**EXERCISE DETAILS:** Write out the records word for word, with no pictures.

-------- TASK MATERIAL --------

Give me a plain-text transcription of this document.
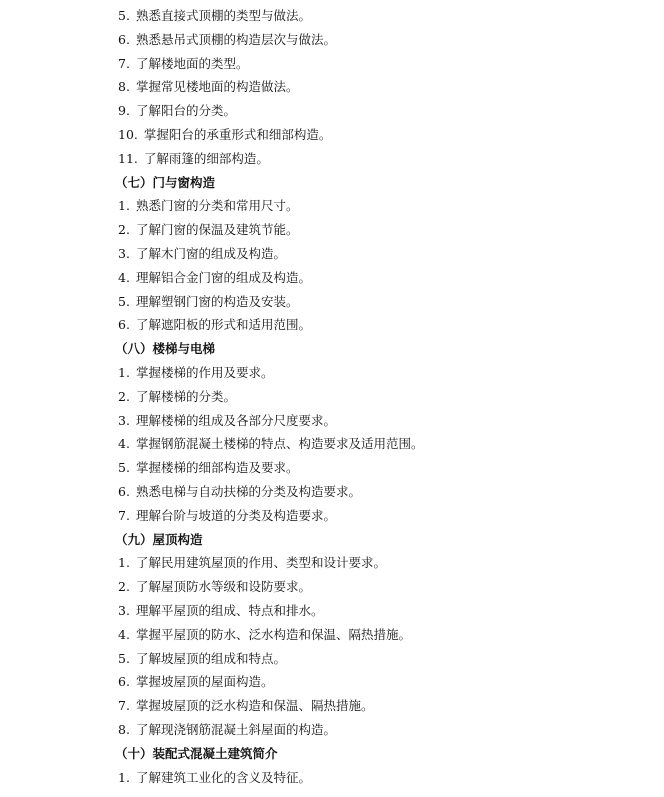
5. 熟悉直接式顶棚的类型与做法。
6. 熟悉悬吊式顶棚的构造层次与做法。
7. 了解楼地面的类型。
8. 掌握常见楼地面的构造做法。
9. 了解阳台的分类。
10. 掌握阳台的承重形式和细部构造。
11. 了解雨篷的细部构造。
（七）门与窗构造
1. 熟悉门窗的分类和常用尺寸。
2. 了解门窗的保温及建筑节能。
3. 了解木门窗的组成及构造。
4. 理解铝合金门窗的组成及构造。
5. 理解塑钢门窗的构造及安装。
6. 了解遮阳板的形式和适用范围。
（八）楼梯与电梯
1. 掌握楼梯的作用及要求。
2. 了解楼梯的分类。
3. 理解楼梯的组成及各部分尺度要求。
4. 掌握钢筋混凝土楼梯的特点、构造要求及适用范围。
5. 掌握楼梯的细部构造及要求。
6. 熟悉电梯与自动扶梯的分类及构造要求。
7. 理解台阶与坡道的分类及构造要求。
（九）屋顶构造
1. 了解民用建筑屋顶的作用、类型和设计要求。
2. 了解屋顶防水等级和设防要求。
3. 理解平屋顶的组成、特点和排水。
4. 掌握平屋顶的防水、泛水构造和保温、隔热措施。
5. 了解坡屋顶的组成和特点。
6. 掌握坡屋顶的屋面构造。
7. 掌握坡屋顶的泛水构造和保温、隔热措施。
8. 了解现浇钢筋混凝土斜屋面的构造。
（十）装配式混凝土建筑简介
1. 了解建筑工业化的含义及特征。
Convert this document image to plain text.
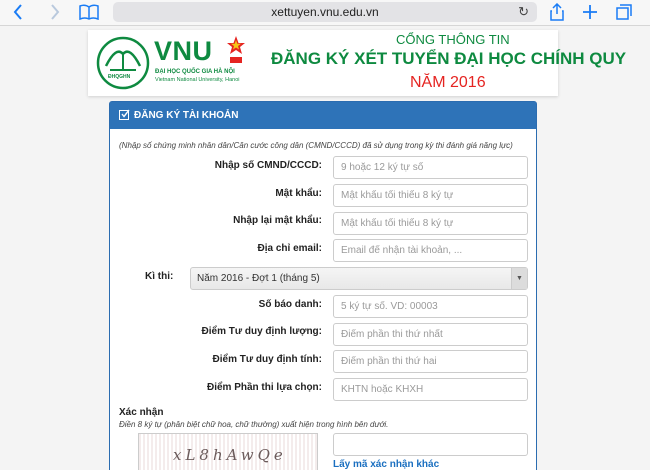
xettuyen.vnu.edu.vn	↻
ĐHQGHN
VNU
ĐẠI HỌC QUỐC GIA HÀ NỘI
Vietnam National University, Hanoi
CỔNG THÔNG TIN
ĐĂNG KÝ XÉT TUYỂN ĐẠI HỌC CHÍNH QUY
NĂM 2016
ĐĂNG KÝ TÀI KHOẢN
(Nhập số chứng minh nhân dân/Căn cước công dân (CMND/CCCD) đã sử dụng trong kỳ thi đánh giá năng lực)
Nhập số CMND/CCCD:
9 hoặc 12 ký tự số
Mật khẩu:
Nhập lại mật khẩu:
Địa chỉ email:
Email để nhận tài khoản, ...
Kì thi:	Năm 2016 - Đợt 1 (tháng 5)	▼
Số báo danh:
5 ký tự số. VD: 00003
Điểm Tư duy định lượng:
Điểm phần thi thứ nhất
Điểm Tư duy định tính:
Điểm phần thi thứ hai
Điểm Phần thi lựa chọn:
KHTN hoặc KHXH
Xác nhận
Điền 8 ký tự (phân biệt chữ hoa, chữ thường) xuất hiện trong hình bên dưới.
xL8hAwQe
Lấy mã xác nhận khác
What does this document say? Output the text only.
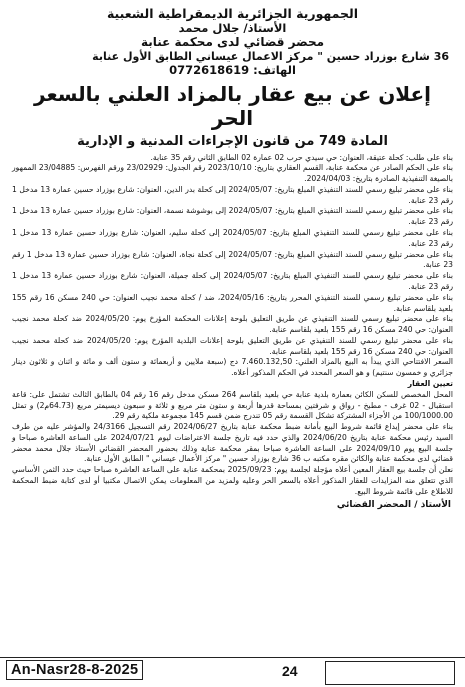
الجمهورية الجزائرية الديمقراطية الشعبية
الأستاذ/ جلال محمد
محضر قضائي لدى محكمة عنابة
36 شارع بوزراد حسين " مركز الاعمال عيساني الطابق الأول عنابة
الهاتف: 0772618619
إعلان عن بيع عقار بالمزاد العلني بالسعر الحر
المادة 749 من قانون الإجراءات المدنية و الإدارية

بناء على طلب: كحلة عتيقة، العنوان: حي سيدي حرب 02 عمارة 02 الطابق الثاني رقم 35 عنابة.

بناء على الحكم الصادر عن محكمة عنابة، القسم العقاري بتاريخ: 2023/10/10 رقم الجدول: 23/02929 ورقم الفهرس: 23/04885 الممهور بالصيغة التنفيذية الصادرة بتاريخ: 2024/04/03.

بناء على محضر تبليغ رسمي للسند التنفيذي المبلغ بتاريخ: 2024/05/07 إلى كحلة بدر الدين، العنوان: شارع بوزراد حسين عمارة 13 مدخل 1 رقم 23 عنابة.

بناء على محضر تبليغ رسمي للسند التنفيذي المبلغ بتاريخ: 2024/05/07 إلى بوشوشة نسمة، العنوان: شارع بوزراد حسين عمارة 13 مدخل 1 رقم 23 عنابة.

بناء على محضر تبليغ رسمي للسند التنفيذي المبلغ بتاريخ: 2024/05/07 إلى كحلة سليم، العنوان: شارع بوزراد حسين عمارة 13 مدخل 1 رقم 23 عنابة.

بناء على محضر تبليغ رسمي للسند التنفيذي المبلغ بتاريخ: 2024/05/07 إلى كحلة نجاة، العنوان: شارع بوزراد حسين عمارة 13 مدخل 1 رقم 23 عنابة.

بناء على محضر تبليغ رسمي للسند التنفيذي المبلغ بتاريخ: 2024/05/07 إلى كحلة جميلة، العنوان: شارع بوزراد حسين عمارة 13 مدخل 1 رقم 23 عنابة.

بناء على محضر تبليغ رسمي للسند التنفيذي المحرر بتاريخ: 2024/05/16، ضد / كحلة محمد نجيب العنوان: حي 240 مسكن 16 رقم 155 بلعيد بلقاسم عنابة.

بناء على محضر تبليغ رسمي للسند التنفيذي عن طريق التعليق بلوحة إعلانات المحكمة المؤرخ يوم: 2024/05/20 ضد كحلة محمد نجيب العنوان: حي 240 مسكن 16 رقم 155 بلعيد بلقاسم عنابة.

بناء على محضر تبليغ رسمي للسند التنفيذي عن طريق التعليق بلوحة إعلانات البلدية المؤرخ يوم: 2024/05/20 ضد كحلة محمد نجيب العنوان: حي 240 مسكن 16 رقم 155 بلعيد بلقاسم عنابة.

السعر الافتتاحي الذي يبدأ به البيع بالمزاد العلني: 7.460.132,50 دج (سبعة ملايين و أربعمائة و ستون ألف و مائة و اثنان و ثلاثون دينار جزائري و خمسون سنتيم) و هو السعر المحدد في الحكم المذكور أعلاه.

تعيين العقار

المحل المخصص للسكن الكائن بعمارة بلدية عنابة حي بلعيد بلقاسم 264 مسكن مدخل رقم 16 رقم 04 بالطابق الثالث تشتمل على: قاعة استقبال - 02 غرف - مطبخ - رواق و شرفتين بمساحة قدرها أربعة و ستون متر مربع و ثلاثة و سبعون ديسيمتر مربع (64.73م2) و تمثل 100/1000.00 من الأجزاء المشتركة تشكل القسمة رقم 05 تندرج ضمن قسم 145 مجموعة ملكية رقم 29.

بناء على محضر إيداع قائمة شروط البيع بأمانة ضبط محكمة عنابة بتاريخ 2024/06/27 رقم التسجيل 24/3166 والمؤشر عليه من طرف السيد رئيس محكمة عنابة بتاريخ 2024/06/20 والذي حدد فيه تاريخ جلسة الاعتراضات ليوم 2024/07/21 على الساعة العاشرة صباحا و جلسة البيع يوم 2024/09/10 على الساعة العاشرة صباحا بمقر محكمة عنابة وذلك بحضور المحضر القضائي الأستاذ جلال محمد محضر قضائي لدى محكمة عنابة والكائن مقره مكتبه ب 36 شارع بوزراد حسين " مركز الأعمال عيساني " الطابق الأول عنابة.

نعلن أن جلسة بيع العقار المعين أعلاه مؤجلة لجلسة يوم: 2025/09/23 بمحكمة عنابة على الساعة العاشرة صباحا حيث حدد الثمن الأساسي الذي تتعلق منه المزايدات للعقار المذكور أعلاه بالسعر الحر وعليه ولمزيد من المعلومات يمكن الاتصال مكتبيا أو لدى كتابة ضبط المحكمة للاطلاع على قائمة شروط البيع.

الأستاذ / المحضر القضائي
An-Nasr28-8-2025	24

--------

**WRITTEN SOLUTION:**
Give me a plain-text transcription of this document.
5. 熟悉直接式顶棚的类型与做法。
6. 熟悉悬吊式顶棚的构造层次与做法。
7. 了解楼地面的类型。
8. 掌握常见楼地面的构造做法。
9. 了解阳台的分类。
10. 掌握阳台的承重形式和细部构造。
11. 了解雨篷的细部构造。
（七）门与窗构造
1. 熟悉门窗的分类和常用尺寸。
2. 了解门窗的保温及建筑节能。
3. 了解木门窗的组成及构造。
4. 理解铝合金门窗的组成及构造。
5. 理解塑钢门窗的构造及安装。
6. 了解遮阳板的形式和适用范围。
（八）楼梯与电梯
1. 掌握楼梯的作用及要求。
2. 了解楼梯的分类。
3. 理解楼梯的组成及各部分尺度要求。
4. 掌握钢筋混凝土楼梯的特点、构造要求及适用范围。
5. 掌握楼梯的细部构造及要求。
6. 熟悉电梯与自动扶梯的分类及构造要求。
7. 理解台阶与坡道的分类及构造要求。
（九）屋顶构造
1. 了解民用建筑屋顶的作用、类型和设计要求。
2. 了解屋顶防水等级和设防要求。
3. 理解平屋顶的组成、特点和排水。
4. 掌握平屋顶的防水、泛水构造和保温、隔热措施。
5. 了解坡屋顶的组成和特点。
6. 掌握坡屋顶的屋面构造。
7. 掌握坡屋顶的泛水构造和保温、隔热措施。
8. 了解现浇钢筋混凝土斜屋面的构造。
（十）装配式混凝土建筑简介
1. 了解建筑工业化的含义及特征。
Convert this document image to plain text.
xettuyen.vnu.edu.vn	↻
ĐHQGHN
VNU
ĐẠI HỌC QUỐC GIA HÀ NỘI
Vietnam National University, Hanoi
CỔNG THÔNG TIN
ĐĂNG KÝ XÉT TUYỂN ĐẠI HỌC CHÍNH QUY
NĂM 2016
ĐĂNG KÝ TÀI KHOẢN
(Nhập số chứng minh nhân dân/Căn cước công dân (CMND/CCCD) đã sử dụng trong kỳ thi đánh giá năng lực)
Nhập số CMND/CCCD:
9 hoặc 12 ký tự số
Mật khẩu:
Nhập lại mật khẩu:
Địa chỉ email:
Email để nhận tài khoản, ...
Kì thi:	Năm 2016 - Đợt 1 (tháng 5)	▼
Số báo danh:
5 ký tự số. VD: 00003
Điểm Tư duy định lượng:
Điểm phần thi thứ nhất
Điểm Tư duy định tính:
Điểm phần thi thứ hai
Điểm Phần thi lựa chọn:
KHTN hoặc KHXH
Xác nhận
Điền 8 ký tự (phân biệt chữ hoa, chữ thường) xuất hiện trong hình bên dưới.
xL8hAwQe
Lấy mã xác nhận khác
What does this document say? Output the text only.
الجمهورية الجزائرية الديمقراطية الشعبية
الأستاذ/ جلال محمد
محضر قضائي لدى محكمة عنابة
36 شارع بوزراد حسين " مركز الاعمال عيساني الطابق الأول عنابة
الهاتف: 0772618619
إعلان عن بيع عقار بالمزاد العلني بالسعر الحر
المادة 749 من قانون الإجراءات المدنية و الإدارية

بناء على طلب: كحلة عتيقة، العنوان: حي سيدي حرب 02 عمارة 02 الطابق الثاني رقم 35 عنابة.

بناء على الحكم الصادر عن محكمة عنابة، القسم العقاري بتاريخ: 2023/10/10 رقم الجدول: 23/02929 ورقم الفهرس: 23/04885 الممهور بالصيغة التنفيذية الصادرة بتاريخ: 2024/04/03.

بناء على محضر تبليغ رسمي للسند التنفيذي المبلغ بتاريخ: 2024/05/07 إلى كحلة بدر الدين، العنوان: شارع بوزراد حسين عمارة 13 مدخل 1 رقم 23 عنابة.

بناء على محضر تبليغ رسمي للسند التنفيذي المبلغ بتاريخ: 2024/05/07 إلى بوشوشة نسمة، العنوان: شارع بوزراد حسين عمارة 13 مدخل 1 رقم 23 عنابة.

بناء على محضر تبليغ رسمي للسند التنفيذي المبلغ بتاريخ: 2024/05/07 إلى كحلة سليم، العنوان: شارع بوزراد حسين عمارة 13 مدخل 1 رقم 23 عنابة.

بناء على محضر تبليغ رسمي للسند التنفيذي المبلغ بتاريخ: 2024/05/07 إلى كحلة نجاة، العنوان: شارع بوزراد حسين عمارة 13 مدخل 1 رقم 23 عنابة.

بناء على محضر تبليغ رسمي للسند التنفيذي المبلغ بتاريخ: 2024/05/07 إلى كحلة جميلة، العنوان: شارع بوزراد حسين عمارة 13 مدخل 1 رقم 23 عنابة.

بناء على محضر تبليغ رسمي للسند التنفيذي المحرر بتاريخ: 2024/05/16، ضد / كحلة محمد نجيب العنوان: حي 240 مسكن 16 رقم 155 بلعيد بلقاسم عنابة.

بناء على محضر تبليغ رسمي للسند التنفيذي عن طريق التعليق بلوحة إعلانات المحكمة المؤرخ يوم: 2024/05/20 ضد كحلة محمد نجيب العنوان: حي 240 مسكن 16 رقم 155 بلعيد بلقاسم عنابة.

بناء على محضر تبليغ رسمي للسند التنفيذي عن طريق التعليق بلوحة إعلانات البلدية المؤرخ يوم: 2024/05/20 ضد كحلة محمد نجيب العنوان: حي 240 مسكن 16 رقم 155 بلعيد بلقاسم عنابة.

السعر الافتتاحي الذي يبدأ به البيع بالمزاد العلني: 7.460.132,50 دج (سبعة ملايين و أربعمائة و ستون ألف و مائة و اثنان و ثلاثون دينار جزائري و خمسون سنتيم) و هو السعر المحدد في الحكم المذكور أعلاه.

تعيين العقار

المحل المخصص للسكن الكائن بعمارة بلدية عنابة حي بلعيد بلقاسم 264 مسكن مدخل رقم 16 رقم 04 بالطابق الثالث تشتمل على: قاعة استقبال - 02 غرف - مطبخ - رواق و شرفتين بمساحة قدرها أربعة و ستون متر مربع و ثلاثة و سبعون ديسيمتر مربع (64.73م2) و تمثل 100/1000.00 من الأجزاء المشتركة تشكل القسمة رقم 05 تندرج ضمن قسم 145 مجموعة ملكية رقم 29.

بناء على محضر إيداع قائمة شروط البيع بأمانة ضبط محكمة عنابة بتاريخ 2024/06/27 رقم التسجيل 24/3166 والمؤشر عليه من طرف السيد رئيس محكمة عنابة بتاريخ 2024/06/20 والذي حدد فيه تاريخ جلسة الاعتراضات ليوم 2024/07/21 على الساعة العاشرة صباحا و جلسة البيع يوم 2024/09/10 على الساعة العاشرة صباحا بمقر محكمة عنابة وذلك بحضور المحضر القضائي الأستاذ جلال محمد محضر قضائي لدى محكمة عنابة والكائن مقره مكتبه ب 36 شارع بوزراد حسين " مركز الأعمال عيساني " الطابق الأول عنابة.

نعلن أن جلسة بيع العقار المعين أعلاه مؤجلة لجلسة يوم: 2025/09/23 بمحكمة عنابة على الساعة العاشرة صباحا حيث حدد الثمن الأساسي الذي تتعلق منه المزايدات للعقار المذكور أعلاه بالسعر الحر وعليه ولمزيد من المعلومات يمكن الاتصال مكتبيا أو لدى كتابة ضبط المحكمة للاطلاع على قائمة شروط البيع.

الأستاذ / المحضر القضائي
An-Nasr28-8-2025	24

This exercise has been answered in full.